» **Given instruction**:
Can you rewrite the material below, swapping each "data-point" for "marker" and leaving everything else unchanged?

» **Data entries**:

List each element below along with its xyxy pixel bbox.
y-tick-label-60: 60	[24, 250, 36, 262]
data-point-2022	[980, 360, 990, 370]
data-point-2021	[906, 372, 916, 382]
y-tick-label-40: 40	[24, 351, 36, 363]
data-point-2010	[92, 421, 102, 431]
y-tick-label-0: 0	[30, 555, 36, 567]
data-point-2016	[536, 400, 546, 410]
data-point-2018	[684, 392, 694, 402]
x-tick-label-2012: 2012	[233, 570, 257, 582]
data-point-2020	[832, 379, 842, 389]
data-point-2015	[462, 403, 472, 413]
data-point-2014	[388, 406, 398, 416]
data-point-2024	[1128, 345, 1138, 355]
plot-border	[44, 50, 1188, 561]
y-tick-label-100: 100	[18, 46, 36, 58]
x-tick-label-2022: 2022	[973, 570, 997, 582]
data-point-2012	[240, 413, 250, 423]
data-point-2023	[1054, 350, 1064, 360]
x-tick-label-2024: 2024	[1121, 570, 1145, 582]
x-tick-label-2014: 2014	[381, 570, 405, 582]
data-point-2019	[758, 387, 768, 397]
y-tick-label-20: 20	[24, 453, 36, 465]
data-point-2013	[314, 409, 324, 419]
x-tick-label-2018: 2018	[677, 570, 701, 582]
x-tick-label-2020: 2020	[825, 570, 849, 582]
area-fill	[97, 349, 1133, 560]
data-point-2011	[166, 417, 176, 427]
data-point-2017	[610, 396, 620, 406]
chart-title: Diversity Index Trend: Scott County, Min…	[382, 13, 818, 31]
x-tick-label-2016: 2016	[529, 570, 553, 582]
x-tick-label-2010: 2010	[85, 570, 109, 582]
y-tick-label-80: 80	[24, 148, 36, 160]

» **Finished answer**:
List each element below along with its xyxy pixel bbox.
y-tick-label-60: 60	[24, 250, 36, 262]
marker-2022	[980, 360, 990, 370]
marker-2021	[906, 372, 916, 382]
y-tick-label-40: 40	[24, 351, 36, 363]
marker-2010	[92, 421, 102, 431]
y-tick-label-0: 0	[30, 555, 36, 567]
marker-2016	[536, 400, 546, 410]
marker-2018	[684, 392, 694, 402]
x-tick-label-2012: 2012	[233, 570, 257, 582]
marker-2020	[832, 379, 842, 389]
marker-2015	[462, 403, 472, 413]
marker-2014	[388, 406, 398, 416]
marker-2024	[1128, 345, 1138, 355]
plot-border	[44, 50, 1188, 561]
y-tick-label-100: 100	[18, 46, 36, 58]
x-tick-label-2022: 2022	[973, 570, 997, 582]
marker-2012	[240, 413, 250, 423]
marker-2023	[1054, 350, 1064, 360]
x-tick-label-2024: 2024	[1121, 570, 1145, 582]
x-tick-label-2014: 2014	[381, 570, 405, 582]
marker-2019	[758, 387, 768, 397]
y-tick-label-20: 20	[24, 453, 36, 465]
marker-2013	[314, 409, 324, 419]
x-tick-label-2018: 2018	[677, 570, 701, 582]
x-tick-label-2020: 2020	[825, 570, 849, 582]
area-fill	[97, 349, 1133, 560]
marker-2011	[166, 417, 176, 427]
marker-2017	[610, 396, 620, 406]
chart-title: Diversity Index Trend: Scott County, Min…	[382, 13, 818, 31]
x-tick-label-2016: 2016	[529, 570, 553, 582]
x-tick-label-2010: 2010	[85, 570, 109, 582]
y-tick-label-80: 80	[24, 148, 36, 160]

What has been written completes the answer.